**Problem requirements**
All of the data below must be repeated exactly.

──────── Extracted entries ────────

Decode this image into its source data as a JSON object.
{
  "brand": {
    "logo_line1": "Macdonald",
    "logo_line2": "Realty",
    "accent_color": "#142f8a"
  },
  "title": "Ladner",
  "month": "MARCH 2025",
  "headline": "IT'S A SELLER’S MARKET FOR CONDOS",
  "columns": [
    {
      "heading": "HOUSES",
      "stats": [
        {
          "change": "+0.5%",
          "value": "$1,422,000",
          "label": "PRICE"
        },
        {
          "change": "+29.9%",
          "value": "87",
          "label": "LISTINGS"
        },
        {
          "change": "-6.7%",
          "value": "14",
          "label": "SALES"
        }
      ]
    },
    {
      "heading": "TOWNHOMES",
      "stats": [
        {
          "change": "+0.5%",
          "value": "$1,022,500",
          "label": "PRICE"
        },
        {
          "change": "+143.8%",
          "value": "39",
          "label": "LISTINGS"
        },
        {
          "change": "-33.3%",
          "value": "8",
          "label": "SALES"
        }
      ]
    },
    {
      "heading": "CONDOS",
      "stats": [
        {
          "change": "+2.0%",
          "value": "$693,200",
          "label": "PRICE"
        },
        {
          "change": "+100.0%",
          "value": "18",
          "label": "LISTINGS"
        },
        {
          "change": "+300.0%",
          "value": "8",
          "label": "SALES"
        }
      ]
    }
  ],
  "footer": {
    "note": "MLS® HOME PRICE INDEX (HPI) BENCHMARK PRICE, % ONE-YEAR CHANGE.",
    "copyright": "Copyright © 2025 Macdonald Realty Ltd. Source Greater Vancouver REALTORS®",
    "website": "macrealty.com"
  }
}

────────

**The result**
Decode this image into its source data as a JSON object.
{
  "brand": {
    "logo_line1": "Macdonald",
    "logo_line2": "Realty",
    "accent_color": "#142f8a"
  },
  "title": "Ladner",
  "month": "MARCH 2025",
  "headline": "IT'S A SELLER’S MARKET FOR CONDOS",
  "columns": [
    {
      "heading": "HOUSES",
      "stats": [
        {
          "change": "+0.5%",
          "value": "$1,422,000",
          "label": "PRICE"
        },
        {
          "change": "+29.9%",
          "value": "87",
          "label": "LISTINGS"
        },
        {
          "change": "-6.7%",
          "value": "14",
          "label": "SALES"
        }
      ]
    },
    {
      "heading": "TOWNHOMES",
      "stats": [
        {
          "change": "+0.5%",
          "value": "$1,022,500",
          "label": "PRICE"
        },
        {
          "change": "+143.8%",
          "value": "39",
          "label": "LISTINGS"
        },
        {
          "change": "-33.3%",
          "value": "8",
          "label": "SALES"
        }
      ]
    },
    {
      "heading": "CONDOS",
      "stats": [
        {
          "change": "+2.0%",
          "value": "$693,200",
          "label": "PRICE"
        },
        {
          "change": "+100.0%",
          "value": "18",
          "label": "LISTINGS"
        },
        {
          "change": "+300.0%",
          "value": "8",
          "label": "SALES"
        }
      ]
    }
  ],
  "footer": {
    "note": "MLS® HOME PRICE INDEX (HPI) BENCHMARK PRICE, % ONE-YEAR CHANGE.",
    "copyright": "Copyright © 2025 Macdonald Realty Ltd. Source Greater Vancouver REALTORS®",
    "website": "macrealty.com"
  }
}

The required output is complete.